STATED TASK:
Print, exactly and completely, every entry in the data.

AVAILABLE RECORDS:
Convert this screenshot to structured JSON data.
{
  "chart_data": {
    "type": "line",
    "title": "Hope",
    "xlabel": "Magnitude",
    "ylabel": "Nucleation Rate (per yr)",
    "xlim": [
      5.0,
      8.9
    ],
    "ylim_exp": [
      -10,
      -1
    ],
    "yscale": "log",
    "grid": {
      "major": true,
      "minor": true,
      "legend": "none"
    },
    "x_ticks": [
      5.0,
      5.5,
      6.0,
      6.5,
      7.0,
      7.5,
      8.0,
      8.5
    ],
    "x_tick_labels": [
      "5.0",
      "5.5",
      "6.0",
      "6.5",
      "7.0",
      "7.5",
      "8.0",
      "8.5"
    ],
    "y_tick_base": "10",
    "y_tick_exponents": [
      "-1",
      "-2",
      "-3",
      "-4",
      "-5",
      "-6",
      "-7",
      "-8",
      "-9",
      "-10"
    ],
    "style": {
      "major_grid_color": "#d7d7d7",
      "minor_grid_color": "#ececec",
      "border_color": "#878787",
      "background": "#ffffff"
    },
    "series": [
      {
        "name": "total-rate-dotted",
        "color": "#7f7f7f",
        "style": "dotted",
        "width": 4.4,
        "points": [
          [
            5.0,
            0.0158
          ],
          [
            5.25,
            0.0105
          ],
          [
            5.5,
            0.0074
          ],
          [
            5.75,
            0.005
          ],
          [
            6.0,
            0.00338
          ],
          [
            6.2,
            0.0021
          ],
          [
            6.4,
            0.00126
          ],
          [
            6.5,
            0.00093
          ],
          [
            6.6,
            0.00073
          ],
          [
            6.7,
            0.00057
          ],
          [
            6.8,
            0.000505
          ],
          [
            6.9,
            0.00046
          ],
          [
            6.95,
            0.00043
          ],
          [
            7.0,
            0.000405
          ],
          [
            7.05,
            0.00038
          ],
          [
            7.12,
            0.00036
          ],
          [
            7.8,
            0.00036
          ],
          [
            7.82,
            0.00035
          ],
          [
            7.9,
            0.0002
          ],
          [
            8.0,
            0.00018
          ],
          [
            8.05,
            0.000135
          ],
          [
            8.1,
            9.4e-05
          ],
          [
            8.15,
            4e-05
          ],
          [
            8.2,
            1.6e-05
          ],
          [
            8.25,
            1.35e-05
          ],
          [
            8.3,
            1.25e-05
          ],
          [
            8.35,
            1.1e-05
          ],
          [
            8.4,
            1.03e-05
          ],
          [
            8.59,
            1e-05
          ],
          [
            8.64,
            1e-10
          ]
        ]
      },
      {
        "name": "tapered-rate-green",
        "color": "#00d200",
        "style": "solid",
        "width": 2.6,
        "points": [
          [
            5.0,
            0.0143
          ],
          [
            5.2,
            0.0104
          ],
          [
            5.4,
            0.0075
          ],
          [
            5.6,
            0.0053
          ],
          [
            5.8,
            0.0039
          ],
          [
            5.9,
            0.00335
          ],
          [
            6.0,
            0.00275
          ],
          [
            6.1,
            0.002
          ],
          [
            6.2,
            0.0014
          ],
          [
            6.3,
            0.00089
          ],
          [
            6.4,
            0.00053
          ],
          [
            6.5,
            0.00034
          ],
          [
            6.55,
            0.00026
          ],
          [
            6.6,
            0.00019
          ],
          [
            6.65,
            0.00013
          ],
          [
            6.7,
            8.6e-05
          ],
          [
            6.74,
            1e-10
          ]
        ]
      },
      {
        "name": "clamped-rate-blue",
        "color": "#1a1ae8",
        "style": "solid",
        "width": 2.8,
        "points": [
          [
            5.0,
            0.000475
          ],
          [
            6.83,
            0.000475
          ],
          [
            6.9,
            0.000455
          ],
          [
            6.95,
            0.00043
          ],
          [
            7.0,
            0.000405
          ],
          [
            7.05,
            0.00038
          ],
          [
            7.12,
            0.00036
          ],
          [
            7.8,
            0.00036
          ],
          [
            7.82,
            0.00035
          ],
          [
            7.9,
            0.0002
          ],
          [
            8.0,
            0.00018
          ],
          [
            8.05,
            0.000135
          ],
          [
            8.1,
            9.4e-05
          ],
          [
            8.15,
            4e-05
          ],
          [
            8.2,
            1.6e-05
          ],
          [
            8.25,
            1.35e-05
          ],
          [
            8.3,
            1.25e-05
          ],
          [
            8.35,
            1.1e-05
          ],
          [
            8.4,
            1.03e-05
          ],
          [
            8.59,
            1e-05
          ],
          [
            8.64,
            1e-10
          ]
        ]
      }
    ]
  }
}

THE COMPLETED TASK:
Convert this screenshot to structured JSON data.
{
  "chart_data": {
    "type": "line",
    "title": "Hope",
    "xlabel": "Magnitude",
    "ylabel": "Nucleation Rate (per yr)",
    "xlim": [
      5.0,
      8.9
    ],
    "ylim_exp": [
      -10,
      -1
    ],
    "yscale": "log",
    "grid": {
      "major": true,
      "minor": true,
      "legend": "none"
    },
    "x_ticks": [
      5.0,
      5.5,
      6.0,
      6.5,
      7.0,
      7.5,
      8.0,
      8.5
    ],
    "x_tick_labels": [
      "5.0",
      "5.5",
      "6.0",
      "6.5",
      "7.0",
      "7.5",
      "8.0",
      "8.5"
    ],
    "y_tick_base": "10",
    "y_tick_exponents": [
      "-1",
      "-2",
      "-3",
      "-4",
      "-5",
      "-6",
      "-7",
      "-8",
      "-9",
      "-10"
    ],
    "style": {
      "major_grid_color": "#d7d7d7",
      "minor_grid_color": "#ececec",
      "border_color": "#878787",
      "background": "#ffffff"
    },
    "series": [
      {
        "name": "total-rate-dotted",
        "color": "#7f7f7f",
        "style": "dotted",
        "width": 4.4,
        "points": [
          [
            5.0,
            0.0158
          ],
          [
            5.25,
            0.0105
          ],
          [
            5.5,
            0.0074
          ],
          [
            5.75,
            0.005
          ],
          [
            6.0,
            0.00338
          ],
          [
            6.2,
            0.0021
          ],
          [
            6.4,
            0.00126
          ],
          [
            6.5,
            0.00093
          ],
          [
            6.6,
            0.00073
          ],
          [
            6.7,
            0.00057
          ],
          [
            6.8,
            0.000505
          ],
          [
            6.9,
            0.00046
          ],
          [
            6.95,
            0.00043
          ],
          [
            7.0,
            0.000405
          ],
          [
            7.05,
            0.00038
          ],
          [
            7.12,
            0.00036
          ],
          [
            7.8,
            0.00036
          ],
          [
            7.82,
            0.00035
          ],
          [
            7.9,
            0.0002
          ],
          [
            8.0,
            0.00018
          ],
          [
            8.05,
            0.000135
          ],
          [
            8.1,
            9.4e-05
          ],
          [
            8.15,
            4e-05
          ],
          [
            8.2,
            1.6e-05
          ],
          [
            8.25,
            1.35e-05
          ],
          [
            8.3,
            1.25e-05
          ],
          [
            8.35,
            1.1e-05
          ],
          [
            8.4,
            1.03e-05
          ],
          [
            8.59,
            1e-05
          ],
          [
            8.64,
            1e-10
          ]
        ]
      },
      {
        "name": "tapered-rate-green",
        "color": "#00d200",
        "style": "solid",
        "width": 2.6,
        "points": [
          [
            5.0,
            0.0143
          ],
          [
            5.2,
            0.0104
          ],
          [
            5.4,
            0.0075
          ],
          [
            5.6,
            0.0053
          ],
          [
            5.8,
            0.0039
          ],
          [
            5.9,
            0.00335
          ],
          [
            6.0,
            0.00275
          ],
          [
            6.1,
            0.002
          ],
          [
            6.2,
            0.0014
          ],
          [
            6.3,
            0.00089
          ],
          [
            6.4,
            0.00053
          ],
          [
            6.5,
            0.00034
          ],
          [
            6.55,
            0.00026
          ],
          [
            6.6,
            0.00019
          ],
          [
            6.65,
            0.00013
          ],
          [
            6.7,
            8.6e-05
          ],
          [
            6.74,
            1e-10
          ]
        ]
      },
      {
        "name": "clamped-rate-blue",
        "color": "#1a1ae8",
        "style": "solid",
        "width": 2.8,
        "points": [
          [
            5.0,
            0.000475
          ],
          [
            6.83,
            0.000475
          ],
          [
            6.9,
            0.000455
          ],
          [
            6.95,
            0.00043
          ],
          [
            7.0,
            0.000405
          ],
          [
            7.05,
            0.00038
          ],
          [
            7.12,
            0.00036
          ],
          [
            7.8,
            0.00036
          ],
          [
            7.82,
            0.00035
          ],
          [
            7.9,
            0.0002
          ],
          [
            8.0,
            0.00018
          ],
          [
            8.05,
            0.000135
          ],
          [
            8.1,
            9.4e-05
          ],
          [
            8.15,
            4e-05
          ],
          [
            8.2,
            1.6e-05
          ],
          [
            8.25,
            1.35e-05
          ],
          [
            8.3,
            1.25e-05
          ],
          [
            8.35,
            1.1e-05
          ],
          [
            8.4,
            1.03e-05
          ],
          [
            8.59,
            1e-05
          ],
          [
            8.64,
            1e-10
          ]
        ]
      }
    ]
  }
}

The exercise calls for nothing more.